§ Task directions:
Pick out the lines containing "this".

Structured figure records
>>>

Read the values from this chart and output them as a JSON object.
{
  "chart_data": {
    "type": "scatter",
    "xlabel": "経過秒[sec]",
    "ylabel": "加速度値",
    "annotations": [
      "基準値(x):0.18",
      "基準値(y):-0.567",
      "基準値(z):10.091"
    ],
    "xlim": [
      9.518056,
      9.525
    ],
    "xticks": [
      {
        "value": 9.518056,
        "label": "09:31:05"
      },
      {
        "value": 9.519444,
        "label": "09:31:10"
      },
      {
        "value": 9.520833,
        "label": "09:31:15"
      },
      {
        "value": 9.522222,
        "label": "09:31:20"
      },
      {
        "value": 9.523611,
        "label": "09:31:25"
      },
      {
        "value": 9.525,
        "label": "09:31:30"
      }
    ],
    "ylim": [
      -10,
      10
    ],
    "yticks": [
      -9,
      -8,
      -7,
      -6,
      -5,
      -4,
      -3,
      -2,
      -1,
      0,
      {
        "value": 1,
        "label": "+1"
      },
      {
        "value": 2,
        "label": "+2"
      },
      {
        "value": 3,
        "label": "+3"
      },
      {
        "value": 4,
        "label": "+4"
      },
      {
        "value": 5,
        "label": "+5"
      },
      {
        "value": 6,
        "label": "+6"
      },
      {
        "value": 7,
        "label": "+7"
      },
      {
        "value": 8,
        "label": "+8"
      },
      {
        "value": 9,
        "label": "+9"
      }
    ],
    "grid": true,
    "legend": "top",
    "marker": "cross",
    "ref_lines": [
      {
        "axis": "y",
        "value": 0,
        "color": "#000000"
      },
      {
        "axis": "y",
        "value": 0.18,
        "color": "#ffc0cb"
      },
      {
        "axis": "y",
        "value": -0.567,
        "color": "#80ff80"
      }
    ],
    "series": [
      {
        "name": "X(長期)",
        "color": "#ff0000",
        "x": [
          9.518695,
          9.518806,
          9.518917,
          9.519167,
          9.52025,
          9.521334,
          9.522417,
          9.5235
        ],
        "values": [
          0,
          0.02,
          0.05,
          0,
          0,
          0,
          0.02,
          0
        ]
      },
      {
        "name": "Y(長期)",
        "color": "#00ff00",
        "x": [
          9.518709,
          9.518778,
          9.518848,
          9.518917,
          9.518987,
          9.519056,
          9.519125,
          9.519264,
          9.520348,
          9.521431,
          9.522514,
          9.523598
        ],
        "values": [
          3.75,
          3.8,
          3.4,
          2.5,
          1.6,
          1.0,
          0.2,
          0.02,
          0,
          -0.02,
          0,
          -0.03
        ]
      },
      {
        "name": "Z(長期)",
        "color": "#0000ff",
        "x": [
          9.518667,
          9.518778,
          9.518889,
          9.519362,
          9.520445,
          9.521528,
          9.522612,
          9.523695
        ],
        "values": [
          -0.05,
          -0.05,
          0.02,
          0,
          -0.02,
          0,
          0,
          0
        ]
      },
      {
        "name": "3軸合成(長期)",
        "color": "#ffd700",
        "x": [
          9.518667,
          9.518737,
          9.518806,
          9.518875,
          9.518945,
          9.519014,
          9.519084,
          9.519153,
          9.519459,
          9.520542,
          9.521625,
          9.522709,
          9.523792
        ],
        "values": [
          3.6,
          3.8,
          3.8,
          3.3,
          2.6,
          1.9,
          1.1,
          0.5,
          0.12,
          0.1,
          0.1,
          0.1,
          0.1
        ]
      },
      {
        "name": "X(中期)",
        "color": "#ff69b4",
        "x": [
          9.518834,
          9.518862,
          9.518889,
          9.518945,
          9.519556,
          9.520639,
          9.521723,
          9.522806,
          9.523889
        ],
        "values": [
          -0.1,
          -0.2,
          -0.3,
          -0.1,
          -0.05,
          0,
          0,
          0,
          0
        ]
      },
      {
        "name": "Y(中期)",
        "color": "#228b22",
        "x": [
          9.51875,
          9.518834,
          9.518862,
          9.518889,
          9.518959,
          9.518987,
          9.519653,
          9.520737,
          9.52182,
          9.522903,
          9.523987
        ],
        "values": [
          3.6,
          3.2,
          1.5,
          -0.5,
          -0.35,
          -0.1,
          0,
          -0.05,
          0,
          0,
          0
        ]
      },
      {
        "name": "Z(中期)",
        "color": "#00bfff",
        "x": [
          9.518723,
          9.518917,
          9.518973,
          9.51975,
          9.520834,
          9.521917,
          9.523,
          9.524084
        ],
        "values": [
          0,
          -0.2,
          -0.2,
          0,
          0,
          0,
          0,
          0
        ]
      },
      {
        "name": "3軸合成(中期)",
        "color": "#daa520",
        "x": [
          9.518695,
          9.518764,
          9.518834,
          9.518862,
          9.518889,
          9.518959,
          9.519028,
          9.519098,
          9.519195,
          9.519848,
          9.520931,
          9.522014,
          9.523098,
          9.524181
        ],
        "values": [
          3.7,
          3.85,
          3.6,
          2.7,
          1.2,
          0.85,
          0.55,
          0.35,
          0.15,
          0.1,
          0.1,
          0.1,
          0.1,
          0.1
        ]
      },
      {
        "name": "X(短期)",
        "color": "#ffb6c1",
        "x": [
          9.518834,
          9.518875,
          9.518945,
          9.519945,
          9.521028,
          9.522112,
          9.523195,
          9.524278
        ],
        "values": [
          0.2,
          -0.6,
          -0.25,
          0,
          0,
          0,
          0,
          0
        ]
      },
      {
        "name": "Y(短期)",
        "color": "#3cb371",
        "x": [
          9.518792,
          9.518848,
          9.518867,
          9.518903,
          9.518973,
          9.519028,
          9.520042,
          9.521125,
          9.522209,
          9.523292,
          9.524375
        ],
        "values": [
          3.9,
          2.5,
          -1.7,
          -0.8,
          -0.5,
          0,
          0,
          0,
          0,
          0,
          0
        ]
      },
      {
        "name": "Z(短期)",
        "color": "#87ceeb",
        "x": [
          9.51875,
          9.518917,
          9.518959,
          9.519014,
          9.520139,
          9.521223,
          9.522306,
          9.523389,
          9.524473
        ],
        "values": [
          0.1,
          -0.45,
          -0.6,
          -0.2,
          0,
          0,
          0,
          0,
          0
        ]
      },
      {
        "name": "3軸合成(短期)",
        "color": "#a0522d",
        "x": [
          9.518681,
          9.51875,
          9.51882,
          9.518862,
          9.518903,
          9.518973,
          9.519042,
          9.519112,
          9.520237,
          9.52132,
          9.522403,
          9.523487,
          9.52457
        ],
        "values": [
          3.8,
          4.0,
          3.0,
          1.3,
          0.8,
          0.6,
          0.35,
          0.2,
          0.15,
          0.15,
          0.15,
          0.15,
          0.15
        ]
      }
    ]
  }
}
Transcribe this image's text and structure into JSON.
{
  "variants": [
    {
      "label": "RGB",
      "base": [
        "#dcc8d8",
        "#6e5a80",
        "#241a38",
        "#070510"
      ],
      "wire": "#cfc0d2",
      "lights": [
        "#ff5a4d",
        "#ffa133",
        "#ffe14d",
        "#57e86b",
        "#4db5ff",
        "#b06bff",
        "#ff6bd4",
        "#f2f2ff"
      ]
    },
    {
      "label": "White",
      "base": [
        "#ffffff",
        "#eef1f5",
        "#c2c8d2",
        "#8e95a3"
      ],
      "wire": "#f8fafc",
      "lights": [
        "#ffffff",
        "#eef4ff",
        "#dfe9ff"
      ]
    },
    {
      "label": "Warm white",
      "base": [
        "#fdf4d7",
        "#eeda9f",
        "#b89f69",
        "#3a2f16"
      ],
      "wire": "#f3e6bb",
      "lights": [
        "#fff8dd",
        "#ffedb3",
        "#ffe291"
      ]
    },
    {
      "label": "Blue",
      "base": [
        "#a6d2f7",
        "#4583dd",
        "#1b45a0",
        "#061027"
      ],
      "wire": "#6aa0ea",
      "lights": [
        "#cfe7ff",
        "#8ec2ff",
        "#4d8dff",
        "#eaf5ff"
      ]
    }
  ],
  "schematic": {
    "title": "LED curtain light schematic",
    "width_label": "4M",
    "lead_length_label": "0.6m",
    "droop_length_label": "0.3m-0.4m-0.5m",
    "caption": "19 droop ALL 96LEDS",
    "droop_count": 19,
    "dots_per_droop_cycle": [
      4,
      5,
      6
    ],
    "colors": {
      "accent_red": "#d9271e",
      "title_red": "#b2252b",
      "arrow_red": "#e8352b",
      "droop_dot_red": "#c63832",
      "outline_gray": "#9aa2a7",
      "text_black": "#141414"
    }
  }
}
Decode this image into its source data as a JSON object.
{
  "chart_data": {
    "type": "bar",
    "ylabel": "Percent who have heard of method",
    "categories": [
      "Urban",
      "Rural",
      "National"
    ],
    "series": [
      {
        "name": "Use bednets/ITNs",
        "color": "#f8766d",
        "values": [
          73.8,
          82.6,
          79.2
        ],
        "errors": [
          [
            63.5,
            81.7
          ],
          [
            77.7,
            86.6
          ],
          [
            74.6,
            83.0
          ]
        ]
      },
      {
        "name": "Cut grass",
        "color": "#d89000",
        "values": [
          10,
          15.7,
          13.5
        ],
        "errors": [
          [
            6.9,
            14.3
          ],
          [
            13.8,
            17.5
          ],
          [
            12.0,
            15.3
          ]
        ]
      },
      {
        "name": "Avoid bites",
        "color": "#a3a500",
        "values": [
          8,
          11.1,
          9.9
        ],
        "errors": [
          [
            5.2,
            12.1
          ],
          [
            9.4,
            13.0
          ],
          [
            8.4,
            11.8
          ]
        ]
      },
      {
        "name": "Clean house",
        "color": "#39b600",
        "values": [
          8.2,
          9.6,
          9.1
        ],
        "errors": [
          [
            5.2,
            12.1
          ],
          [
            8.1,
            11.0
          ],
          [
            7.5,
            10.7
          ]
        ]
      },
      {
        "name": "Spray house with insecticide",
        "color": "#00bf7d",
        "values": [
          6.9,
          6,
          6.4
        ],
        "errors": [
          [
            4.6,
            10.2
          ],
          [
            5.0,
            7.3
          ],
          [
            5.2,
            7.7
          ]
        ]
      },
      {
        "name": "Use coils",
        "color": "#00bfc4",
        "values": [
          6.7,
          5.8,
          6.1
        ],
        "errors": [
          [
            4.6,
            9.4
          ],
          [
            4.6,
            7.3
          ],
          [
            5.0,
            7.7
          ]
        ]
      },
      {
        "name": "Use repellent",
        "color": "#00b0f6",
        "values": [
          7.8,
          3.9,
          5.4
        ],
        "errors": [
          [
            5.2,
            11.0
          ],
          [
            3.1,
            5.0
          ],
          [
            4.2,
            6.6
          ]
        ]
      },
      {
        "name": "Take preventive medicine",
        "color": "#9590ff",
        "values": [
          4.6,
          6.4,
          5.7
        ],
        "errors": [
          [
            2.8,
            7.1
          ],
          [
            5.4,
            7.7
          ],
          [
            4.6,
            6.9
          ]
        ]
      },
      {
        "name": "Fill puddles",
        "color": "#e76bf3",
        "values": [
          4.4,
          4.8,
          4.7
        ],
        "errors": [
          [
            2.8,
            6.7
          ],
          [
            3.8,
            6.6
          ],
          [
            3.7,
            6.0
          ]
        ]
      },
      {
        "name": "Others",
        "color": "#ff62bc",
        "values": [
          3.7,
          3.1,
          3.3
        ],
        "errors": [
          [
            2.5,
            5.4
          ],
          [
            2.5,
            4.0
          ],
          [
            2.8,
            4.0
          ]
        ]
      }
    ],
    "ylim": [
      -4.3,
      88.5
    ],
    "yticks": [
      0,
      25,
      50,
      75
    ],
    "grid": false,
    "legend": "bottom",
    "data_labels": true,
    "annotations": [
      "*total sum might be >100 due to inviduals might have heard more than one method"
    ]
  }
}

<<<

§ Result of the task:
Read the values from this chart and output them as a JSON object.
Transcribe this image's text and structure into JSON.
Decode this image into its source data as a JSON object.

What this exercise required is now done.